Exercise => Extract the full listing below without altering a single character.

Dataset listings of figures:
-=-=-
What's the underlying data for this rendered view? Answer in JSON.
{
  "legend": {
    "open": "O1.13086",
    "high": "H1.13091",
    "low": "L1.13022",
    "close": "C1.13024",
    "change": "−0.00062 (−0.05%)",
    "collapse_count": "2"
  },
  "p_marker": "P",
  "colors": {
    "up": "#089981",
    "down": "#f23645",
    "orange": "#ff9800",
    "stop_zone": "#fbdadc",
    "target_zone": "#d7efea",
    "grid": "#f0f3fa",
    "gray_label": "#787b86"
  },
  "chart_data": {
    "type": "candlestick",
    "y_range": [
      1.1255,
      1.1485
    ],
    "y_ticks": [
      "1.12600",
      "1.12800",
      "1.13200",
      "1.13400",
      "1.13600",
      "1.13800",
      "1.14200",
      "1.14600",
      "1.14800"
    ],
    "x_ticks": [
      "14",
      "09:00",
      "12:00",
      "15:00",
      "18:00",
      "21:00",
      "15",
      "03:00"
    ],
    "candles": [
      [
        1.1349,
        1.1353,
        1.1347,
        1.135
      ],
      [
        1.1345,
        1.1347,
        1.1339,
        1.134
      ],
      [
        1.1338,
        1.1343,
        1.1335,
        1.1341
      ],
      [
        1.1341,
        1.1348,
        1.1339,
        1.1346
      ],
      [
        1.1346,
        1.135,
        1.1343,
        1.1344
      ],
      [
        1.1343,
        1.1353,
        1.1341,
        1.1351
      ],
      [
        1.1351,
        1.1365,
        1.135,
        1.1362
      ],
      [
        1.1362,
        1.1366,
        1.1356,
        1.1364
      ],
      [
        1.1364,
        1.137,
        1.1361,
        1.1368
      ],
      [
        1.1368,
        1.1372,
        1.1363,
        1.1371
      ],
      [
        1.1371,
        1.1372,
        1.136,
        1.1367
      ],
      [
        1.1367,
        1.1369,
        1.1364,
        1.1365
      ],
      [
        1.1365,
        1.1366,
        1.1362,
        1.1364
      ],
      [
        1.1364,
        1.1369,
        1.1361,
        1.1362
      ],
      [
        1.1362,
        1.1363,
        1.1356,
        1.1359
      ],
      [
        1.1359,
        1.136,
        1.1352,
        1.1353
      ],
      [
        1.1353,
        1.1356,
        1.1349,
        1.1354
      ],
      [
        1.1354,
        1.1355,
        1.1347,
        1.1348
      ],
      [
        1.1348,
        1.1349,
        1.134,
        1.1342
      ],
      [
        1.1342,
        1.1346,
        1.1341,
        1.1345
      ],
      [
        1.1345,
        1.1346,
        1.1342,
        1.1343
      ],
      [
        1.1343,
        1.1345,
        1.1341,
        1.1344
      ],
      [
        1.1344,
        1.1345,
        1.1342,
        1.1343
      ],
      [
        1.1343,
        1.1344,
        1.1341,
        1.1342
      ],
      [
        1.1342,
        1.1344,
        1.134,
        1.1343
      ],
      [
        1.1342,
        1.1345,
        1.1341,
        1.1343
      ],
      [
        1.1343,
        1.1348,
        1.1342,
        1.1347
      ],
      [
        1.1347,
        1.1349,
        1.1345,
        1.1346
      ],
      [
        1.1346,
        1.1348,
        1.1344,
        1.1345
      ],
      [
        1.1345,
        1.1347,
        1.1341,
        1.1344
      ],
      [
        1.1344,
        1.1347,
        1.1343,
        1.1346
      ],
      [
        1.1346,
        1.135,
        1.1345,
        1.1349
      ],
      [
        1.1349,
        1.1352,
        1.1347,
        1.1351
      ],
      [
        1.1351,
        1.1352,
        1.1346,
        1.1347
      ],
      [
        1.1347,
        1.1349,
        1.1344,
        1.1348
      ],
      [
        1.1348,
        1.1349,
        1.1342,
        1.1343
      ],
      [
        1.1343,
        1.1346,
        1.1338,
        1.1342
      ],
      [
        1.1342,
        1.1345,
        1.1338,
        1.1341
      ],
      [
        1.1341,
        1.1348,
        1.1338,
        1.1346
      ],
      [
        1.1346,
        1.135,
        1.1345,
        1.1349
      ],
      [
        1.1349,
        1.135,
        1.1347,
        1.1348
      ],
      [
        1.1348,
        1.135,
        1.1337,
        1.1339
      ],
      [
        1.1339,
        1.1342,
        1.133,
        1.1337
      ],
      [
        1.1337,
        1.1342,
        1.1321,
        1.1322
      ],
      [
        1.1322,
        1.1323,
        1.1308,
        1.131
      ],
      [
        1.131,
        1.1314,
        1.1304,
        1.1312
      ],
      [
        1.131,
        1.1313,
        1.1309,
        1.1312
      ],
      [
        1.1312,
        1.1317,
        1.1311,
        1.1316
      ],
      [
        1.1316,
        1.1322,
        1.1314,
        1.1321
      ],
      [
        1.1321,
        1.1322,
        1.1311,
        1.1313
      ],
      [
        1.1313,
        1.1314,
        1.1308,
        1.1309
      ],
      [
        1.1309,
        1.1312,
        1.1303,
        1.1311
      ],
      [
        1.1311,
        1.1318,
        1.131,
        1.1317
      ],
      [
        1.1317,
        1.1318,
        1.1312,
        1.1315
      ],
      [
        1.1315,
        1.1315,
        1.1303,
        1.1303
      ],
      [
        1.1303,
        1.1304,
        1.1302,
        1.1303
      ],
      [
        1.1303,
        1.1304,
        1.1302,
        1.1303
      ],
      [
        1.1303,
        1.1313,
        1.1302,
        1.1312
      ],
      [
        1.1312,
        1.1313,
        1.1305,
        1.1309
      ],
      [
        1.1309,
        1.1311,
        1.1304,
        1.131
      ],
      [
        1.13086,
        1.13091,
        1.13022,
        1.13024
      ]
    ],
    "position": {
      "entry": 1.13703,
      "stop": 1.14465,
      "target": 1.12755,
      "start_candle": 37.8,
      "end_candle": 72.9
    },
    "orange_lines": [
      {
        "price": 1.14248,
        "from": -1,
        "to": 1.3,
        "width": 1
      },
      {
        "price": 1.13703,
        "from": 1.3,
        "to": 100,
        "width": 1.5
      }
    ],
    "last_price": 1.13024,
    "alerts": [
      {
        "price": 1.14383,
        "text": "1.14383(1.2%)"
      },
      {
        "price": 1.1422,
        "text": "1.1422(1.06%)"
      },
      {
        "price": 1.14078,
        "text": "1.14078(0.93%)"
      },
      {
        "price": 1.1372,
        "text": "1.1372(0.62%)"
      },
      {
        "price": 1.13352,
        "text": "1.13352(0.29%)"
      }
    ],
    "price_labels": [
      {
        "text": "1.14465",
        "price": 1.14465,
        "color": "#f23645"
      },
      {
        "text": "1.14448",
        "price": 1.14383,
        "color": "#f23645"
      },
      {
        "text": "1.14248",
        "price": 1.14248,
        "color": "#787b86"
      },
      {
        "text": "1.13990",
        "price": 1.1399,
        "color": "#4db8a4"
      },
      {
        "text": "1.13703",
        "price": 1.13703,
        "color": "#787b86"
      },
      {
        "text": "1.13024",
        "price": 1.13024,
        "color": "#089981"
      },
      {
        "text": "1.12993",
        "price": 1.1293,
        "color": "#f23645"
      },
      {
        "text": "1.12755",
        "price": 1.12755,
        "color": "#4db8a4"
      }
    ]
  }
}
-=-=-
Solution for this problem =>
What's the underlying data for this rendered view? Answer in JSON.
{
  "legend": {
    "open": "O1.13086",
    "high": "H1.13091",
    "low": "L1.13022",
    "close": "C1.13024",
    "change": "−0.00062 (−0.05%)",
    "collapse_count": "2"
  },
  "p_marker": "P",
  "colors": {
    "up": "#089981",
    "down": "#f23645",
    "orange": "#ff9800",
    "stop_zone": "#fbdadc",
    "target_zone": "#d7efea",
    "grid": "#f0f3fa",
    "gray_label": "#787b86"
  },
  "chart_data": {
    "type": "candlestick",
    "y_range": [
      1.1255,
      1.1485
    ],
    "y_ticks": [
      "1.12600",
      "1.12800",
      "1.13200",
      "1.13400",
      "1.13600",
      "1.13800",
      "1.14200",
      "1.14600",
      "1.14800"
    ],
    "x_ticks": [
      "14",
      "09:00",
      "12:00",
      "15:00",
      "18:00",
      "21:00",
      "15",
      "03:00"
    ],
    "candles": [
      [
        1.1349,
        1.1353,
        1.1347,
        1.135
      ],
      [
        1.1345,
        1.1347,
        1.1339,
        1.134
      ],
      [
        1.1338,
        1.1343,
        1.1335,
        1.1341
      ],
      [
        1.1341,
        1.1348,
        1.1339,
        1.1346
      ],
      [
        1.1346,
        1.135,
        1.1343,
        1.1344
      ],
      [
        1.1343,
        1.1353,
        1.1341,
        1.1351
      ],
      [
        1.1351,
        1.1365,
        1.135,
        1.1362
      ],
      [
        1.1362,
        1.1366,
        1.1356,
        1.1364
      ],
      [
        1.1364,
        1.137,
        1.1361,
        1.1368
      ],
      [
        1.1368,
        1.1372,
        1.1363,
        1.1371
      ],
      [
        1.1371,
        1.1372,
        1.136,
        1.1367
      ],
      [
        1.1367,
        1.1369,
        1.1364,
        1.1365
      ],
      [
        1.1365,
        1.1366,
        1.1362,
        1.1364
      ],
      [
        1.1364,
        1.1369,
        1.1361,
        1.1362
      ],
      [
        1.1362,
        1.1363,
        1.1356,
        1.1359
      ],
      [
        1.1359,
        1.136,
        1.1352,
        1.1353
      ],
      [
        1.1353,
        1.1356,
        1.1349,
        1.1354
      ],
      [
        1.1354,
        1.1355,
        1.1347,
        1.1348
      ],
      [
        1.1348,
        1.1349,
        1.134,
        1.1342
      ],
      [
        1.1342,
        1.1346,
        1.1341,
        1.1345
      ],
      [
        1.1345,
        1.1346,
        1.1342,
        1.1343
      ],
      [
        1.1343,
        1.1345,
        1.1341,
        1.1344
      ],
      [
        1.1344,
        1.1345,
        1.1342,
        1.1343
      ],
      [
        1.1343,
        1.1344,
        1.1341,
        1.1342
      ],
      [
        1.1342,
        1.1344,
        1.134,
        1.1343
      ],
      [
        1.1342,
        1.1345,
        1.1341,
        1.1343
      ],
      [
        1.1343,
        1.1348,
        1.1342,
        1.1347
      ],
      [
        1.1347,
        1.1349,
        1.1345,
        1.1346
      ],
      [
        1.1346,
        1.1348,
        1.1344,
        1.1345
      ],
      [
        1.1345,
        1.1347,
        1.1341,
        1.1344
      ],
      [
        1.1344,
        1.1347,
        1.1343,
        1.1346
      ],
      [
        1.1346,
        1.135,
        1.1345,
        1.1349
      ],
      [
        1.1349,
        1.1352,
        1.1347,
        1.1351
      ],
      [
        1.1351,
        1.1352,
        1.1346,
        1.1347
      ],
      [
        1.1347,
        1.1349,
        1.1344,
        1.1348
      ],
      [
        1.1348,
        1.1349,
        1.1342,
        1.1343
      ],
      [
        1.1343,
        1.1346,
        1.1338,
        1.1342
      ],
      [
        1.1342,
        1.1345,
        1.1338,
        1.1341
      ],
      [
        1.1341,
        1.1348,
        1.1338,
        1.1346
      ],
      [
        1.1346,
        1.135,
        1.1345,
        1.1349
      ],
      [
        1.1349,
        1.135,
        1.1347,
        1.1348
      ],
      [
        1.1348,
        1.135,
        1.1337,
        1.1339
      ],
      [
        1.1339,
        1.1342,
        1.133,
        1.1337
      ],
      [
        1.1337,
        1.1342,
        1.1321,
        1.1322
      ],
      [
        1.1322,
        1.1323,
        1.1308,
        1.131
      ],
      [
        1.131,
        1.1314,
        1.1304,
        1.1312
      ],
      [
        1.131,
        1.1313,
        1.1309,
        1.1312
      ],
      [
        1.1312,
        1.1317,
        1.1311,
        1.1316
      ],
      [
        1.1316,
        1.1322,
        1.1314,
        1.1321
      ],
      [
        1.1321,
        1.1322,
        1.1311,
        1.1313
      ],
      [
        1.1313,
        1.1314,
        1.1308,
        1.1309
      ],
      [
        1.1309,
        1.1312,
        1.1303,
        1.1311
      ],
      [
        1.1311,
        1.1318,
        1.131,
        1.1317
      ],
      [
        1.1317,
        1.1318,
        1.1312,
        1.1315
      ],
      [
        1.1315,
        1.1315,
        1.1303,
        1.1303
      ],
      [
        1.1303,
        1.1304,
        1.1302,
        1.1303
      ],
      [
        1.1303,
        1.1304,
        1.1302,
        1.1303
      ],
      [
        1.1303,
        1.1313,
        1.1302,
        1.1312
      ],
      [
        1.1312,
        1.1313,
        1.1305,
        1.1309
      ],
      [
        1.1309,
        1.1311,
        1.1304,
        1.131
      ],
      [
        1.13086,
        1.13091,
        1.13022,
        1.13024
      ]
    ],
    "position": {
      "entry": 1.13703,
      "stop": 1.14465,
      "target": 1.12755,
      "start_candle": 37.8,
      "end_candle": 72.9
    },
    "orange_lines": [
      {
        "price": 1.14248,
        "from": -1,
        "to": 1.3,
        "width": 1
      },
      {
        "price": 1.13703,
        "from": 1.3,
        "to": 100,
        "width": 1.5
      }
    ],
    "last_price": 1.13024,
    "alerts": [
      {
        "price": 1.14383,
        "text": "1.14383(1.2%)"
      },
      {
        "price": 1.1422,
        "text": "1.1422(1.06%)"
      },
      {
        "price": 1.14078,
        "text": "1.14078(0.93%)"
      },
      {
        "price": 1.1372,
        "text": "1.1372(0.62%)"
      },
      {
        "price": 1.13352,
        "text": "1.13352(0.29%)"
      }
    ],
    "price_labels": [
      {
        "text": "1.14465",
        "price": 1.14465,
        "color": "#f23645"
      },
      {
        "text": "1.14448",
        "price": 1.14383,
        "color": "#f23645"
      },
      {
        "text": "1.14248",
        "price": 1.14248,
        "color": "#787b86"
      },
      {
        "text": "1.13990",
        "price": 1.1399,
        "color": "#4db8a4"
      },
      {
        "text": "1.13703",
        "price": 1.13703,
        "color": "#787b86"
      },
      {
        "text": "1.13024",
        "price": 1.13024,
        "color": "#089981"
      },
      {
        "text": "1.12993",
        "price": 1.1293,
        "color": "#f23645"
      },
      {
        "text": "1.12755",
        "price": 1.12755,
        "color": "#4db8a4"
      }
    ]
  }
}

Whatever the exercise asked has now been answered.